Direction:
Print the data that follows exactly.

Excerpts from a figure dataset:
<<<<
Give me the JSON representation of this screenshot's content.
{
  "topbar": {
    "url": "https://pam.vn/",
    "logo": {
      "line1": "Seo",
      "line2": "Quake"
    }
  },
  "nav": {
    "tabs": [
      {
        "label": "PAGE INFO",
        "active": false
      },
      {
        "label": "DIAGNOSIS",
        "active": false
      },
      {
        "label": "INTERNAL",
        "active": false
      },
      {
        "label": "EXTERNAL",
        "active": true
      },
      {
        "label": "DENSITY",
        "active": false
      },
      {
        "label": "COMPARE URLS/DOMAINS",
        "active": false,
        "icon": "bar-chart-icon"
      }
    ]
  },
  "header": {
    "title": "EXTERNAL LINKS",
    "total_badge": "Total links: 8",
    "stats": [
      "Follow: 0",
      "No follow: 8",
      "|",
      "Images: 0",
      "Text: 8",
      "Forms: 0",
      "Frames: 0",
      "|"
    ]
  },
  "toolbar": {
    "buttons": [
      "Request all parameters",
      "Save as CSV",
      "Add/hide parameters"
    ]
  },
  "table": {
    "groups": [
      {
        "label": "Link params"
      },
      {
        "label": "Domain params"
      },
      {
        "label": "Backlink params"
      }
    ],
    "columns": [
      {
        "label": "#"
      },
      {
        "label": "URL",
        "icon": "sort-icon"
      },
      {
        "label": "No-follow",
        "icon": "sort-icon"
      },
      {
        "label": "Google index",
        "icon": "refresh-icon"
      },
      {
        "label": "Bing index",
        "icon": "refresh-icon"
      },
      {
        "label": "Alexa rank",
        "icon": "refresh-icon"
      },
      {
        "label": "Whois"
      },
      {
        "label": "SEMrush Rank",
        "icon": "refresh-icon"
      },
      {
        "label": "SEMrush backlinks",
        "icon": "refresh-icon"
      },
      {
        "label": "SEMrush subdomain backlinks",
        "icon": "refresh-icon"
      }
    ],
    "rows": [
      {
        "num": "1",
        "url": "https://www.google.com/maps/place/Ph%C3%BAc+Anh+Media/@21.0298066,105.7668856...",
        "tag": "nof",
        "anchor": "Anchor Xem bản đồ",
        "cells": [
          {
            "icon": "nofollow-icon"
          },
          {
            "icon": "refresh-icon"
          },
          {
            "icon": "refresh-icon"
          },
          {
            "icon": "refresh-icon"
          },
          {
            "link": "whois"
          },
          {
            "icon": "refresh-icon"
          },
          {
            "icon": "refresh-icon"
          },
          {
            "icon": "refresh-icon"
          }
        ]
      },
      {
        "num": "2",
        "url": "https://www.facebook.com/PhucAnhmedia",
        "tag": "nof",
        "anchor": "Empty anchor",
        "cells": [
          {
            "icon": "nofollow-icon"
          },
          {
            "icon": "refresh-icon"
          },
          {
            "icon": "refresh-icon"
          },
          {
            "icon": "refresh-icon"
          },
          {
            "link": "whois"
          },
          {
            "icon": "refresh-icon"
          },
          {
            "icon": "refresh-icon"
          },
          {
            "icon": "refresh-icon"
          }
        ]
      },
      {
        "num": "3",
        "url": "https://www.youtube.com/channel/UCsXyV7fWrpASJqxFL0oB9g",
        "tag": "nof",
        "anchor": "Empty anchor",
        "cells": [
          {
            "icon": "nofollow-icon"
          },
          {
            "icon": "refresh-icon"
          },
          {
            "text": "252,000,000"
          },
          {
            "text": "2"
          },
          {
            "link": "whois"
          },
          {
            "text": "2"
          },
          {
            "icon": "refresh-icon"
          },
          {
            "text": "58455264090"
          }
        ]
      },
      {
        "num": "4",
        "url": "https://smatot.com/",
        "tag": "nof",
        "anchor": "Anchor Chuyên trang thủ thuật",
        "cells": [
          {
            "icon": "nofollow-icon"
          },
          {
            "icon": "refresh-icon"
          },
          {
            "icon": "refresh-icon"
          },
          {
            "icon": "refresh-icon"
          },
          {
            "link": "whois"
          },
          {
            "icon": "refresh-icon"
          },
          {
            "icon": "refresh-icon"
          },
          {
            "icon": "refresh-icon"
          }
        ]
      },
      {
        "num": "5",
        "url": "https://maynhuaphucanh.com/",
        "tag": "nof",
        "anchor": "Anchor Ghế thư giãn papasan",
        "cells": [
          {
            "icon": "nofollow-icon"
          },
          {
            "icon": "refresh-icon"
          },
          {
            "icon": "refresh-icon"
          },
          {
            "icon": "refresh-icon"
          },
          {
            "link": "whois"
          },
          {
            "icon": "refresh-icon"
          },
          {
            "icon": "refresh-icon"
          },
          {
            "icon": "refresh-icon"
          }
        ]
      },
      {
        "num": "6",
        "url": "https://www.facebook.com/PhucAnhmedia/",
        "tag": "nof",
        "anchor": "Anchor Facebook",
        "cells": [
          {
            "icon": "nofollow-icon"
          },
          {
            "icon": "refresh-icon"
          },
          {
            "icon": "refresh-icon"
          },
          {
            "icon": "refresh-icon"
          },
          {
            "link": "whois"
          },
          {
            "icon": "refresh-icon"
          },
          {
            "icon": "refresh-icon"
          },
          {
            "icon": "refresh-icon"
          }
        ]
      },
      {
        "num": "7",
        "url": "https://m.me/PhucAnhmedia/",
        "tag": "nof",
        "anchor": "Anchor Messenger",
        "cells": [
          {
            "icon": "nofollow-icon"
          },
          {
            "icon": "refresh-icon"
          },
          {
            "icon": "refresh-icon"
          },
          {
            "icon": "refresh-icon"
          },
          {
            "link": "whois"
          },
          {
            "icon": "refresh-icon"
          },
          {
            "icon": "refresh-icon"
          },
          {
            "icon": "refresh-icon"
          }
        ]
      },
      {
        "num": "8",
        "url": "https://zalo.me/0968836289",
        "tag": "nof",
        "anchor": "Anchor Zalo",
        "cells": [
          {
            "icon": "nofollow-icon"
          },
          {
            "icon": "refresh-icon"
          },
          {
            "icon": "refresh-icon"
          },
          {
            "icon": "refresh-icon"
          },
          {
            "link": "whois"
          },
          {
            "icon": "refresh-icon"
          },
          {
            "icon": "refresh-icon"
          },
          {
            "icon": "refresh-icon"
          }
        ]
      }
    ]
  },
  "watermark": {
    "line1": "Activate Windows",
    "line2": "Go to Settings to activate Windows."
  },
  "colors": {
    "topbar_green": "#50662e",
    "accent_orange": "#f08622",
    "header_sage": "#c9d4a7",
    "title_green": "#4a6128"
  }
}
>>>>
Response:
Give me the JSON representation of this screenshot's content.
{
  "topbar": {
    "url": "https://pam.vn/",
    "logo": {
      "line1": "Seo",
      "line2": "Quake"
    }
  },
  "nav": {
    "tabs": [
      {
        "label": "PAGE INFO",
        "active": false
      },
      {
        "label": "DIAGNOSIS",
        "active": false
      },
      {
        "label": "INTERNAL",
        "active": false
      },
      {
        "label": "EXTERNAL",
        "active": true
      },
      {
        "label": "DENSITY",
        "active": false
      },
      {
        "label": "COMPARE URLS/DOMAINS",
        "active": false,
        "icon": "bar-chart-icon"
      }
    ]
  },
  "header": {
    "title": "EXTERNAL LINKS",
    "total_badge": "Total links: 8",
    "stats": [
      "Follow: 0",
      "No follow: 8",
      "|",
      "Images: 0",
      "Text: 8",
      "Forms: 0",
      "Frames: 0",
      "|"
    ]
  },
  "toolbar": {
    "buttons": [
      "Request all parameters",
      "Save as CSV",
      "Add/hide parameters"
    ]
  },
  "table": {
    "groups": [
      {
        "label": "Link params"
      },
      {
        "label": "Domain params"
      },
      {
        "label": "Backlink params"
      }
    ],
    "columns": [
      {
        "label": "#"
      },
      {
        "label": "URL",
        "icon": "sort-icon"
      },
      {
        "label": "No-follow",
        "icon": "sort-icon"
      },
      {
        "label": "Google index",
        "icon": "refresh-icon"
      },
      {
        "label": "Bing index",
        "icon": "refresh-icon"
      },
      {
        "label": "Alexa rank",
        "icon": "refresh-icon"
      },
      {
        "label": "Whois"
      },
      {
        "label": "SEMrush Rank",
        "icon": "refresh-icon"
      },
      {
        "label": "SEMrush backlinks",
        "icon": "refresh-icon"
      },
      {
        "label": "SEMrush subdomain backlinks",
        "icon": "refresh-icon"
      }
    ],
    "rows": [
      {
        "num": "1",
        "url": "https://www.google.com/maps/place/Ph%C3%BAc+Anh+Media/@21.0298066,105.7668856...",
        "tag": "nof",
        "anchor": "Anchor Xem bản đồ",
        "cells": [
          {
            "icon": "nofollow-icon"
          },
          {
            "icon": "refresh-icon"
          },
          {
            "icon": "refresh-icon"
          },
          {
            "icon": "refresh-icon"
          },
          {
            "link": "whois"
          },
          {
            "icon": "refresh-icon"
          },
          {
            "icon": "refresh-icon"
          },
          {
            "icon": "refresh-icon"
          }
        ]
      },
      {
        "num": "2",
        "url": "https://www.facebook.com/PhucAnhmedia",
        "tag": "nof",
        "anchor": "Empty anchor",
        "cells": [
          {
            "icon": "nofollow-icon"
          },
          {
            "icon": "refresh-icon"
          },
          {
            "icon": "refresh-icon"
          },
          {
            "icon": "refresh-icon"
          },
          {
            "link": "whois"
          },
          {
            "icon": "refresh-icon"
          },
          {
            "icon": "refresh-icon"
          },
          {
            "icon": "refresh-icon"
          }
        ]
      },
      {
        "num": "3",
        "url": "https://www.youtube.com/channel/UCsXyV7fWrpASJqxFL0oB9g",
        "tag": "nof",
        "anchor": "Empty anchor",
        "cells": [
          {
            "icon": "nofollow-icon"
          },
          {
            "icon": "refresh-icon"
          },
          {
            "text": "252,000,000"
          },
          {
            "text": "2"
          },
          {
            "link": "whois"
          },
          {
            "text": "2"
          },
          {
            "icon": "refresh-icon"
          },
          {
            "text": "58455264090"
          }
        ]
      },
      {
        "num": "4",
        "url": "https://smatot.com/",
        "tag": "nof",
        "anchor": "Anchor Chuyên trang thủ thuật",
        "cells": [
          {
            "icon": "nofollow-icon"
          },
          {
            "icon": "refresh-icon"
          },
          {
            "icon": "refresh-icon"
          },
          {
            "icon": "refresh-icon"
          },
          {
            "link": "whois"
          },
          {
            "icon": "refresh-icon"
          },
          {
            "icon": "refresh-icon"
          },
          {
            "icon": "refresh-icon"
          }
        ]
      },
      {
        "num": "5",
        "url": "https://maynhuaphucanh.com/",
        "tag": "nof",
        "anchor": "Anchor Ghế thư giãn papasan",
        "cells": [
          {
            "icon": "nofollow-icon"
          },
          {
            "icon": "refresh-icon"
          },
          {
            "icon": "refresh-icon"
          },
          {
            "icon": "refresh-icon"
          },
          {
            "link": "whois"
          },
          {
            "icon": "refresh-icon"
          },
          {
            "icon": "refresh-icon"
          },
          {
            "icon": "refresh-icon"
          }
        ]
      },
      {
        "num": "6",
        "url": "https://www.facebook.com/PhucAnhmedia/",
        "tag": "nof",
        "anchor": "Anchor Facebook",
        "cells": [
          {
            "icon": "nofollow-icon"
          },
          {
            "icon": "refresh-icon"
          },
          {
            "icon": "refresh-icon"
          },
          {
            "icon": "refresh-icon"
          },
          {
            "link": "whois"
          },
          {
            "icon": "refresh-icon"
          },
          {
            "icon": "refresh-icon"
          },
          {
            "icon": "refresh-icon"
          }
        ]
      },
      {
        "num": "7",
        "url": "https://m.me/PhucAnhmedia/",
        "tag": "nof",
        "anchor": "Anchor Messenger",
        "cells": [
          {
            "icon": "nofollow-icon"
          },
          {
            "icon": "refresh-icon"
          },
          {
            "icon": "refresh-icon"
          },
          {
            "icon": "refresh-icon"
          },
          {
            "link": "whois"
          },
          {
            "icon": "refresh-icon"
          },
          {
            "icon": "refresh-icon"
          },
          {
            "icon": "refresh-icon"
          }
        ]
      },
      {
        "num": "8",
        "url": "https://zalo.me/0968836289",
        "tag": "nof",
        "anchor": "Anchor Zalo",
        "cells": [
          {
            "icon": "nofollow-icon"
          },
          {
            "icon": "refresh-icon"
          },
          {
            "icon": "refresh-icon"
          },
          {
            "icon": "refresh-icon"
          },
          {
            "link": "whois"
          },
          {
            "icon": "refresh-icon"
          },
          {
            "icon": "refresh-icon"
          },
          {
            "icon": "refresh-icon"
          }
        ]
      }
    ]
  },
  "watermark": {
    "line1": "Activate Windows",
    "line2": "Go to Settings to activate Windows."
  },
  "colors": {
    "topbar_green": "#50662e",
    "accent_orange": "#f08622",
    "header_sage": "#c9d4a7",
    "title_green": "#4a6128"
  }
}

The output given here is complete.